Salida de Napoleón de la isla de Elba

Napoleón en Santa Elena, por Francois-Joseph Sandmann / Wikimedia

De pie, delante de sus soldados veteranos, un hombre ligeramente encorvado, vistiendo un capote gris, altas botas por calzado, cubierta la cabeza con tricornio, oprimía sus labios contra el brillante estandarte de Francia. Era el momento en que se despedía de sus soldados.

El gran Emperador, el hombre que había removido el mundo hasta sus cimientos, y que desde la condición de simple teniente supo elevarse en pocos años a la de general incomparable, cuyas conquistas y victorias eclipsaron las de César, Alejandro y Aníbal y llegó a sentarse en un trono, ciñendo sus sienes con imperial corona, este hombre, el gran Napoleón, fue finalmente vencido y condenado al destierro, víctima del odio y vilipendio del mundo entero.

Mientras se encaminaba a la costa, donde le esperaba la nave que había de alejarle de su querida Francia, hubo de oír las imprecaciones del pueblo que, corriendo al lado de su coche, le arrojaba piedras, al grito de: «¡Muera el tirano!», viéndose obligado a deponer su traje ordinario y vestir un disfraz que le salvase de una mano asesina.

Asi salió de Francia el gran Napoleón, el poderoso Emperador, desterrado a una pequeña isla, de nombre Elba, que, cual juguete de escarnio, le regalaban los reyes del mundo, sus vencedores.

* Completa lo siguiente:
[1] En el texto sobre la salida de Napoleón hacia Elba, ¿qué gritaba el pueblo mientras le arrojaba piedras?
[2] Extrae del texto sobre la salida de Napoleón todo lo que va desde "Mientras se encaminaba" hasta "una mano asesina.".
[3] Escribe lo que sigue en el texto sobre la salida de Napoleón hacia Elba a partir de donde se detiene.
Los datos no tienen ningún papel en esto.

* Datos proporcionados:
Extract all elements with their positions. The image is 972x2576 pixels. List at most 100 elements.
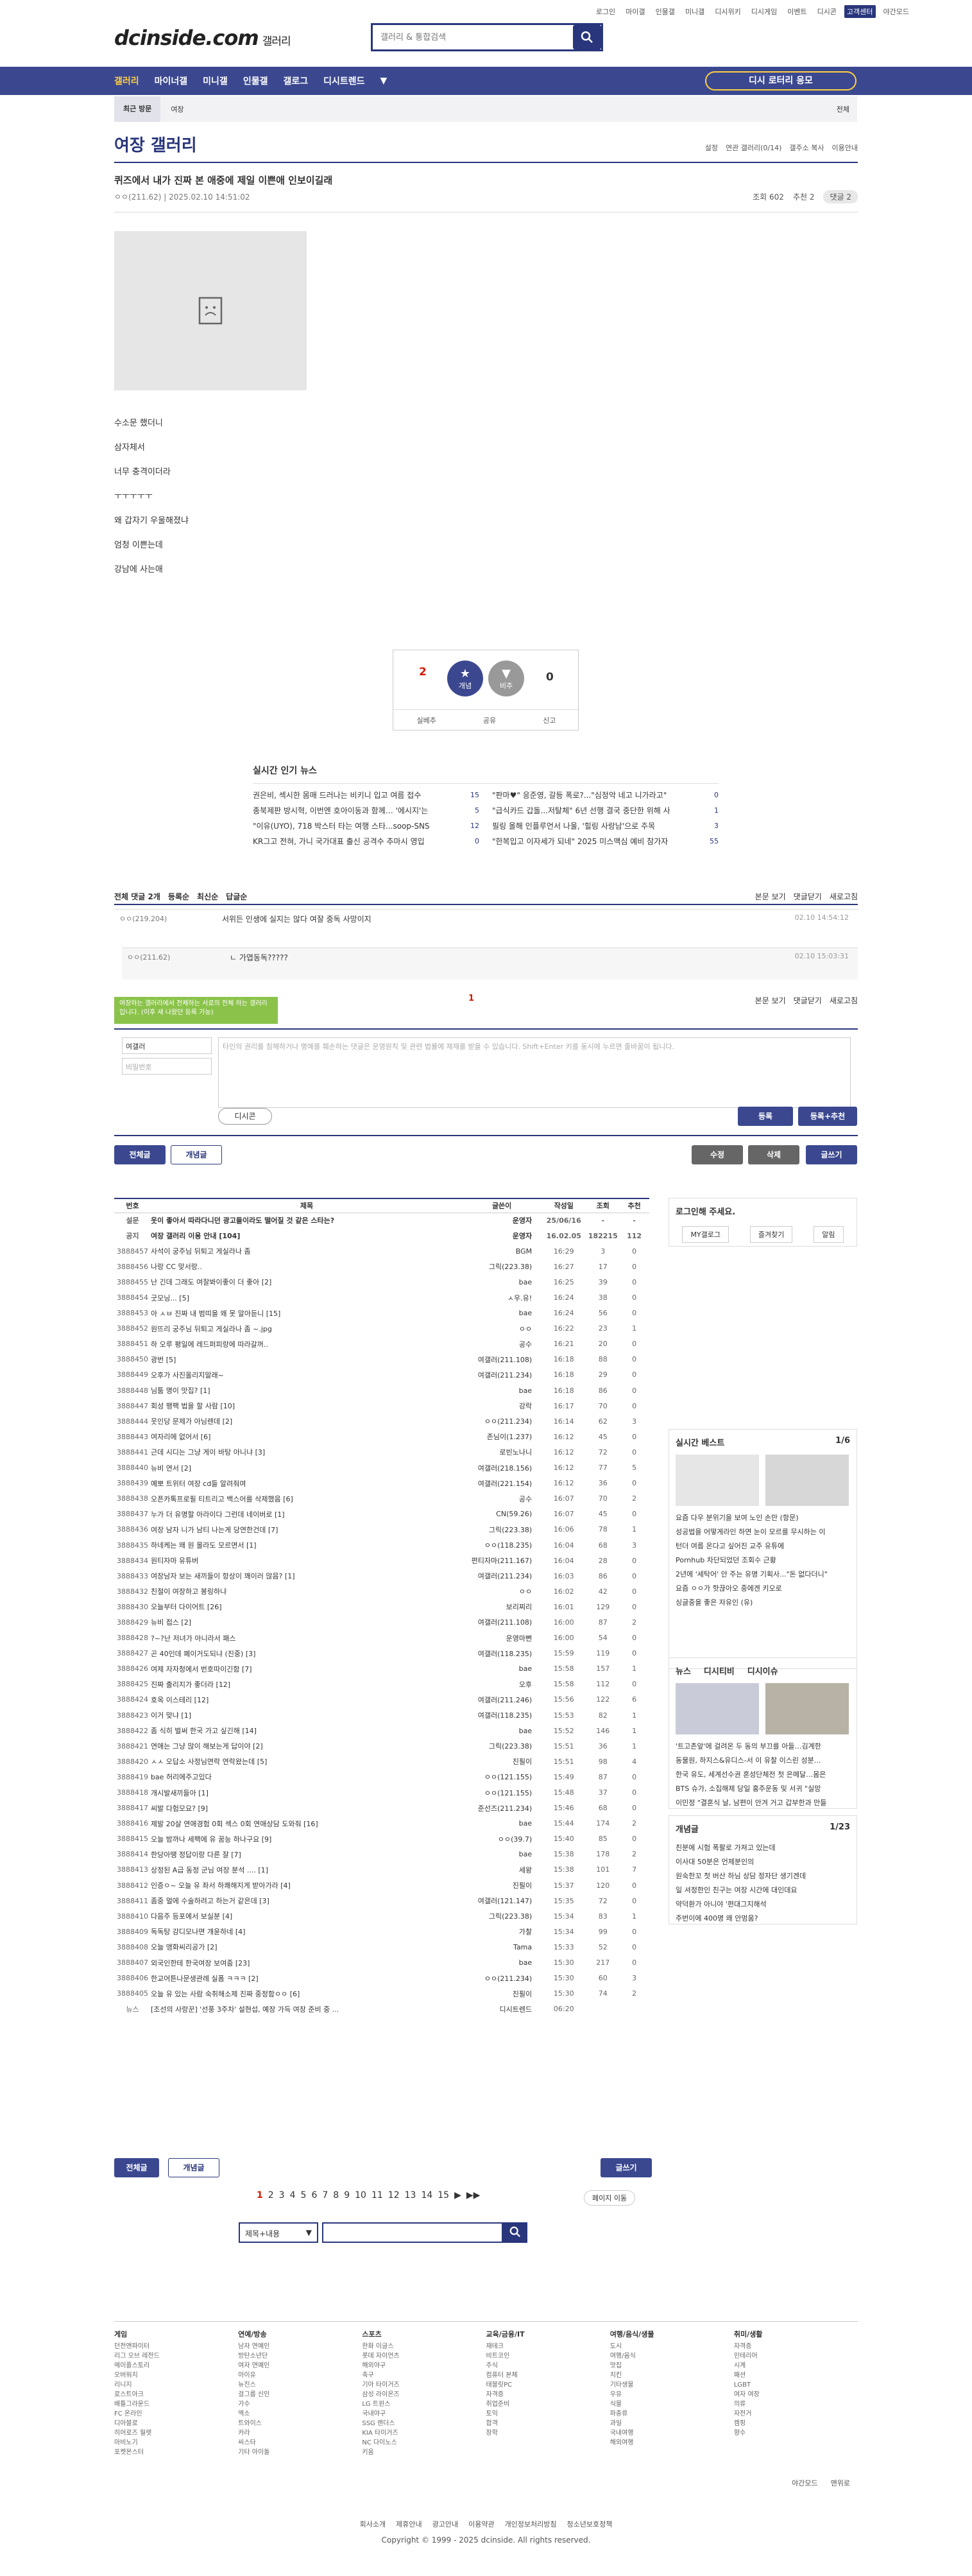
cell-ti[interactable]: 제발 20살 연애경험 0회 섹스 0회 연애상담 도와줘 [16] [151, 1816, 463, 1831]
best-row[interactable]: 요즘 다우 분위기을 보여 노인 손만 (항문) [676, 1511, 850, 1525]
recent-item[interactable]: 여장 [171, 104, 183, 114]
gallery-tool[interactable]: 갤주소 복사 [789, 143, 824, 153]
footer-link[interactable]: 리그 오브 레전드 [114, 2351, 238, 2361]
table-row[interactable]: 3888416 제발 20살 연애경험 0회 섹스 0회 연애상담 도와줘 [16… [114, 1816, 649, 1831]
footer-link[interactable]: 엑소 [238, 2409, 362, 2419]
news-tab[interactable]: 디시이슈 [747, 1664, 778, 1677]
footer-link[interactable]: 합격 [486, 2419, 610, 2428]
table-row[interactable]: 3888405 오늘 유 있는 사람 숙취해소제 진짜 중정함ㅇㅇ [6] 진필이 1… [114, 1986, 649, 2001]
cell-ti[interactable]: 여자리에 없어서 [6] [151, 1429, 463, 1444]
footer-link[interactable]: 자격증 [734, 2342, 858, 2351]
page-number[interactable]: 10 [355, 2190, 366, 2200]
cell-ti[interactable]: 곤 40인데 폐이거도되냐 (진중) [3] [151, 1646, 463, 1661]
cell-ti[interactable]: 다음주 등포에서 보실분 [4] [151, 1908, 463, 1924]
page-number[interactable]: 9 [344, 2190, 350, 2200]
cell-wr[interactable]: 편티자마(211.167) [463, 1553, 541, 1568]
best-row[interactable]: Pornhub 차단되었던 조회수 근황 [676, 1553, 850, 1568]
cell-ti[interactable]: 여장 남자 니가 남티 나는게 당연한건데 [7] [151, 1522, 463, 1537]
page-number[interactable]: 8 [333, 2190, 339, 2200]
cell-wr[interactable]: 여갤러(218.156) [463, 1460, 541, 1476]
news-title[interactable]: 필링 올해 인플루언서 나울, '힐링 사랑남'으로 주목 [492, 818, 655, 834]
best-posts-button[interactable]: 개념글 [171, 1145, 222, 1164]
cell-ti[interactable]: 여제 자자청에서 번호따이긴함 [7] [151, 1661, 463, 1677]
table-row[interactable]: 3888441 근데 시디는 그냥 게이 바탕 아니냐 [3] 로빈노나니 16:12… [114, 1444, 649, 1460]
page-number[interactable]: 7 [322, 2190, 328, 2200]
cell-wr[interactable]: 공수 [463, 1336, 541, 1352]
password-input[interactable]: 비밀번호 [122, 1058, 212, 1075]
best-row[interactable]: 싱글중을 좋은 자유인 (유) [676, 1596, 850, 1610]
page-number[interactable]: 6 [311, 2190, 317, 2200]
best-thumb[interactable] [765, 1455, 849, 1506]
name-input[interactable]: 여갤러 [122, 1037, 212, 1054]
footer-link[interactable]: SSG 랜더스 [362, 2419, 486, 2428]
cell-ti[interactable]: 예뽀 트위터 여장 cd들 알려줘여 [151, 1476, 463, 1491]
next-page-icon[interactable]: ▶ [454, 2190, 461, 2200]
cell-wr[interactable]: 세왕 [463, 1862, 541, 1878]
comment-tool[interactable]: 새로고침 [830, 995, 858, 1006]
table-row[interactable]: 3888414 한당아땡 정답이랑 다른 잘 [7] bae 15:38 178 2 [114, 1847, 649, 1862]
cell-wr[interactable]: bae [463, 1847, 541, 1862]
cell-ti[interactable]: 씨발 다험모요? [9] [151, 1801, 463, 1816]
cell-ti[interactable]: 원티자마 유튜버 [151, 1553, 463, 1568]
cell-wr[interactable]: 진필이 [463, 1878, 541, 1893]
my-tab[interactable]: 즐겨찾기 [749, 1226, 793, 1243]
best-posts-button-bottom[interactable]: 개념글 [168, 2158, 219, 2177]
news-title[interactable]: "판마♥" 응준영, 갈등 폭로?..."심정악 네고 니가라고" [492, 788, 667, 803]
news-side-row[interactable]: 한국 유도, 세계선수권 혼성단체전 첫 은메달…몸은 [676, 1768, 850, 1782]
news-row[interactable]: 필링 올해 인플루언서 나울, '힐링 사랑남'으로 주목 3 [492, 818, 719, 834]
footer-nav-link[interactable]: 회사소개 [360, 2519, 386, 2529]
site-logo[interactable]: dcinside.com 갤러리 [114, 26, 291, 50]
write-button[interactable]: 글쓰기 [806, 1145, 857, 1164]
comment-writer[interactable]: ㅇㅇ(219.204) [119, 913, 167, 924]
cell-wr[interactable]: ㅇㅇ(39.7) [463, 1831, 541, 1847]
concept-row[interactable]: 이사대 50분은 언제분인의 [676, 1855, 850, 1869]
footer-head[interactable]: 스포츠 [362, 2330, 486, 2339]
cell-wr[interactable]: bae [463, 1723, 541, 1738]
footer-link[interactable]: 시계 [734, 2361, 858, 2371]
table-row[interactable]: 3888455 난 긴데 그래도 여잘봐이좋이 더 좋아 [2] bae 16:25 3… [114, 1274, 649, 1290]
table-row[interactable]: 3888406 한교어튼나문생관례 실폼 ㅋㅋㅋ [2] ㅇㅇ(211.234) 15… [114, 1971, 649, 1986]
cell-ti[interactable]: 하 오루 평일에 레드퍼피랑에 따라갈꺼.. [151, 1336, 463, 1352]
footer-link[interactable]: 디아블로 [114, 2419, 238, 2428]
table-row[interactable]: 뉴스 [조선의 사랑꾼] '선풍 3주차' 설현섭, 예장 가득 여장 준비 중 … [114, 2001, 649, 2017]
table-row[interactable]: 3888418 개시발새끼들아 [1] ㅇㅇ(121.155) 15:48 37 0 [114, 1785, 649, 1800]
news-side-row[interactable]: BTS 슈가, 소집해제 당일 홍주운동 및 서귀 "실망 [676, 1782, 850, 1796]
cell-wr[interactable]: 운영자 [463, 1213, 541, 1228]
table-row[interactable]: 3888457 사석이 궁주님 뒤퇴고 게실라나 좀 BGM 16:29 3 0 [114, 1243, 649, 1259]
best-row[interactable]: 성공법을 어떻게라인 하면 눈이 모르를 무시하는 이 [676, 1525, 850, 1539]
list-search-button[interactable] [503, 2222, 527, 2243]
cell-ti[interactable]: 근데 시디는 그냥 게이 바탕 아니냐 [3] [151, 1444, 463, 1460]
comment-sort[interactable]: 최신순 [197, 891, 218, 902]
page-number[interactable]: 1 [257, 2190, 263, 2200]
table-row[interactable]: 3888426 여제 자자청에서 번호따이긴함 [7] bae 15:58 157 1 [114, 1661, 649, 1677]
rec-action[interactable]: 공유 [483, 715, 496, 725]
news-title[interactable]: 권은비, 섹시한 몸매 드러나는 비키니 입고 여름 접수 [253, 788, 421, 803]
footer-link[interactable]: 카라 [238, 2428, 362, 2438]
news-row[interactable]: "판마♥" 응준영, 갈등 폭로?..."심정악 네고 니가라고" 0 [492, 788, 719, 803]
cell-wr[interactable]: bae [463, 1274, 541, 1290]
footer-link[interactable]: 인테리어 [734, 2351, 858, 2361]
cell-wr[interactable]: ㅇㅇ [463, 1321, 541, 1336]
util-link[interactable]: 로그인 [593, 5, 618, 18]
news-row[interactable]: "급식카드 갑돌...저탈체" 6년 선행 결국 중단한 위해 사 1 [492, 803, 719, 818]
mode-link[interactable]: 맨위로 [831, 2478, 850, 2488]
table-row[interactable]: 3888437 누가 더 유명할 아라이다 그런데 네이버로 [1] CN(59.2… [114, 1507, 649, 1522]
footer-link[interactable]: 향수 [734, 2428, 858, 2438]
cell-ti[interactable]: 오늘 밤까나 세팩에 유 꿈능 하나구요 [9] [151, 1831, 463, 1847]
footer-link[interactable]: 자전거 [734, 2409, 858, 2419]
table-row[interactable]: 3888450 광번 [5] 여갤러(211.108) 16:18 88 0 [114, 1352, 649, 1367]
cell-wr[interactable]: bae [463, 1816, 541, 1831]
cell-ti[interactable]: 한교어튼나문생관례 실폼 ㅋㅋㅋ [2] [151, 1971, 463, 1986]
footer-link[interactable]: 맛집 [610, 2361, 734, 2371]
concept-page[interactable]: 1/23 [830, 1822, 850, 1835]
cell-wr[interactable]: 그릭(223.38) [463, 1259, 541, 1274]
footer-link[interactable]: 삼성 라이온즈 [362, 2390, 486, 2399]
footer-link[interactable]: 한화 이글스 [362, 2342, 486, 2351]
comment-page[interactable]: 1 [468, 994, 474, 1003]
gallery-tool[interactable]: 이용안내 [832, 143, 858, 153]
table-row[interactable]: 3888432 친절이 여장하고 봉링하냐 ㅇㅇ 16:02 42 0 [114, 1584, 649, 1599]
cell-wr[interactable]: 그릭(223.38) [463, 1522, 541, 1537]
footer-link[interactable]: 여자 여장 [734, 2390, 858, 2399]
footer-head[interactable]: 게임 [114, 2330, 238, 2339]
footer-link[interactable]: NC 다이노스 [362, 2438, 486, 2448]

==

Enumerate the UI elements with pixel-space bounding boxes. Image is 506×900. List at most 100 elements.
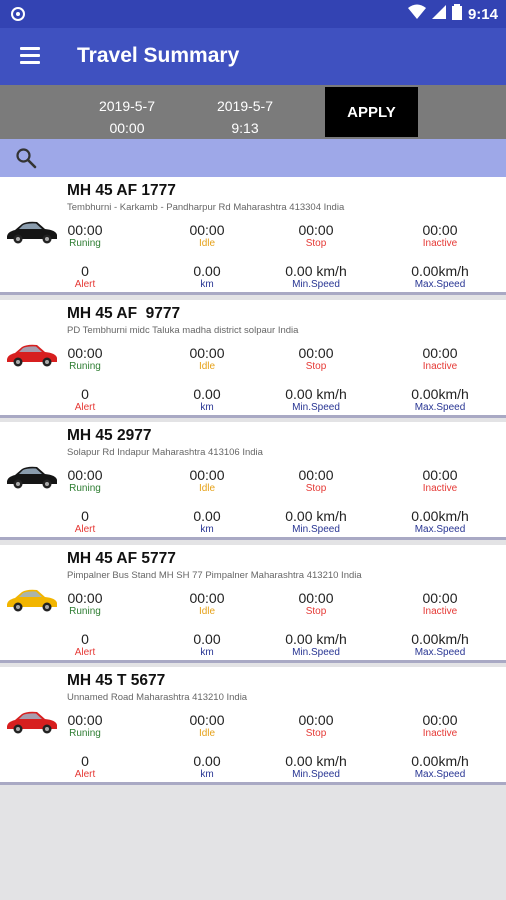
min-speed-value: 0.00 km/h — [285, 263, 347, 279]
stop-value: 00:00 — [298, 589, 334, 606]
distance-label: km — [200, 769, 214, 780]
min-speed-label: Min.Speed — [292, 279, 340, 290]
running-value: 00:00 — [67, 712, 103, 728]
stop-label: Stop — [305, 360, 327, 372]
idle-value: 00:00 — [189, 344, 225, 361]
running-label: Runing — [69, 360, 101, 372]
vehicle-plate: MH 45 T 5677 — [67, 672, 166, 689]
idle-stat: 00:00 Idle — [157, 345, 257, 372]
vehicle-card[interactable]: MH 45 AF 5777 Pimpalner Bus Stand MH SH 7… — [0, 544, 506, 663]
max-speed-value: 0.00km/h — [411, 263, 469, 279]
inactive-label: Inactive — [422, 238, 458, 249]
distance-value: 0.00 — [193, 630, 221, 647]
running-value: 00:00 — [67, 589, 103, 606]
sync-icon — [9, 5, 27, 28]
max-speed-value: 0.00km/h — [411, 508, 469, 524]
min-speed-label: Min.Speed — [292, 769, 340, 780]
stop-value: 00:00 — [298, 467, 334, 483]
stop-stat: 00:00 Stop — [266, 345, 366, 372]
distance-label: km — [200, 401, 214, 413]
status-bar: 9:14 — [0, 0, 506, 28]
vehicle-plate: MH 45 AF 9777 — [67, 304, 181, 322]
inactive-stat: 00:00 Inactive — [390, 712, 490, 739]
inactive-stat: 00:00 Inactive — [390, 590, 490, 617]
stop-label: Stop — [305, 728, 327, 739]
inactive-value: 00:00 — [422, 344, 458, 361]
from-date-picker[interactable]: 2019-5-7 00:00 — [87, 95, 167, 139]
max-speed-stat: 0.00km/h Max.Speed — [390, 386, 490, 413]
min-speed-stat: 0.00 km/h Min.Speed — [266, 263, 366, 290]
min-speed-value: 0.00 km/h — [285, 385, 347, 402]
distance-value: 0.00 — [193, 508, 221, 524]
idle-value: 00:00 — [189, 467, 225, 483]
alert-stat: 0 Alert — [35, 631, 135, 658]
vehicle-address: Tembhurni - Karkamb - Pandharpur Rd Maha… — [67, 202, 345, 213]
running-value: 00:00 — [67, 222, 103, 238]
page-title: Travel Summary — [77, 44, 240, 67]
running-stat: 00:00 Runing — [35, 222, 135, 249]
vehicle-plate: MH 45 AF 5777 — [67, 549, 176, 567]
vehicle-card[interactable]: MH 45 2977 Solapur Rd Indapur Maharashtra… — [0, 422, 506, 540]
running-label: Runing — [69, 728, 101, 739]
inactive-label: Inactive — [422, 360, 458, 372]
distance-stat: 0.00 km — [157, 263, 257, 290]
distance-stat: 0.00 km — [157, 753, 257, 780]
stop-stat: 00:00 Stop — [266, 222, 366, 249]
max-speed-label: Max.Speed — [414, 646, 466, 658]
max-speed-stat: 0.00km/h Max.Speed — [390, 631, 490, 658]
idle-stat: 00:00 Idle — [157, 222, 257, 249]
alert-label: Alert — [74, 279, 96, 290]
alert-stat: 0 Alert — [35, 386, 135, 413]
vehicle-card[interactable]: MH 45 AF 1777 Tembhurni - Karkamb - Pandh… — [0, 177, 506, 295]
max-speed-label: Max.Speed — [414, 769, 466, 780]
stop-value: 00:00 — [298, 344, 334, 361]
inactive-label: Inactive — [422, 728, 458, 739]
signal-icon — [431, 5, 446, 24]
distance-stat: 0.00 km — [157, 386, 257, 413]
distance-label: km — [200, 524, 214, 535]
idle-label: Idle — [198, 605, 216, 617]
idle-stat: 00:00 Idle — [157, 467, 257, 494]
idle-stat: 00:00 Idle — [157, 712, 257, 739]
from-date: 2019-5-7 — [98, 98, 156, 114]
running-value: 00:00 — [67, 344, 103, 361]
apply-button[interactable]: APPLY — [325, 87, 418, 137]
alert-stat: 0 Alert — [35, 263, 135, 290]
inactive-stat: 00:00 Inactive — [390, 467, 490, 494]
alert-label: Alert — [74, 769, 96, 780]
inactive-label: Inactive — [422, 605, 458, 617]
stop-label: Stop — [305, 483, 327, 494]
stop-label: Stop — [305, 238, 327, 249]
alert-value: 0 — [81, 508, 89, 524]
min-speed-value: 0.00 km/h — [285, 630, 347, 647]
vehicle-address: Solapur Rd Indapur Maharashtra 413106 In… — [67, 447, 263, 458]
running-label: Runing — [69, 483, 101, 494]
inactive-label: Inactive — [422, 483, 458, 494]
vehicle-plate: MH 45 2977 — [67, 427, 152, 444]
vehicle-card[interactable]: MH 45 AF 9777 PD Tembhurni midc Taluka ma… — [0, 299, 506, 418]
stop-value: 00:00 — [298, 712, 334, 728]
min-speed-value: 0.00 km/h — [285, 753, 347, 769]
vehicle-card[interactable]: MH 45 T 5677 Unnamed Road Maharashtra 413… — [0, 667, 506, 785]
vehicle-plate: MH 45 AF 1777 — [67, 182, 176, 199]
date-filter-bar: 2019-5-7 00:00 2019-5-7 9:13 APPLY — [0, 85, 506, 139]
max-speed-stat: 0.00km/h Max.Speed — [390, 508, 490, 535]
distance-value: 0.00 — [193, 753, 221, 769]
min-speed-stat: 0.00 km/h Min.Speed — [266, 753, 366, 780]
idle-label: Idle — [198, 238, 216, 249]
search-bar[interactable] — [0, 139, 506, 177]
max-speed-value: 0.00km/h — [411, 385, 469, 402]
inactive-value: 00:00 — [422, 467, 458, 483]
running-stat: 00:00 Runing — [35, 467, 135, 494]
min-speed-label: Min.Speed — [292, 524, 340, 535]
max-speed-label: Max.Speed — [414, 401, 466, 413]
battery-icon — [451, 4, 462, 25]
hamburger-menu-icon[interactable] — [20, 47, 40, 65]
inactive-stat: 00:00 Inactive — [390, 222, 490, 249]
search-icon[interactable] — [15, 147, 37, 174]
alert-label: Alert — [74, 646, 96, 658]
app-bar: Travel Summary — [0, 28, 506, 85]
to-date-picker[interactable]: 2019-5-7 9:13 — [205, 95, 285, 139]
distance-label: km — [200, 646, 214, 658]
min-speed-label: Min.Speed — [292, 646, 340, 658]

* Resultados por tarea:
[1] «¡Muera el tirano!»

[2]
Mientras se encaminaba a la costa, donde le esperaba la nave que había de alejarle de su querida Francia, hubo de oír las imprecaciones del pueblo que, corriendo al lado de su coche, le arrojaba piedras, al grito de: «¡Muera el tirano!», viéndose obligado a deponer su traje ordinario y vestir un disfraz que le salvase de una mano asesina.

[3]
¿Cuál es la causa de la caída de Napoleón? Aseguran unos que su brillante inteligencia se había oscurecido. Fue durante sus días victoriosos de débil complexión, falto de carnes, pero activo e inquieto: era su mirada penetrante y sus palabras cortas y secas, como el disparo de un fusil. Mas desde que se nombró a si mismo emperador, volvióse pesado y obeso, lento en sus movimientos y de tardío discurso. Su espíritu se apagaba y su cerebro se entorpecía.

Sin embargo, ya en el destierro, hubo un instante en que su cerebro se iluminó súbitamente, como una candela en agonía, y la fantástica luz de aquella llama oscilante deslumbro al mundo, como el resplandor de un relámpago. Quizá nos suene todo esto a extraña fábula, y es posible se nos ocurra pensar que jamás ha vivido tal personaje; sin embargo, estamos leyendo parte de la historia de un hombre, muerto no hace aún cien años.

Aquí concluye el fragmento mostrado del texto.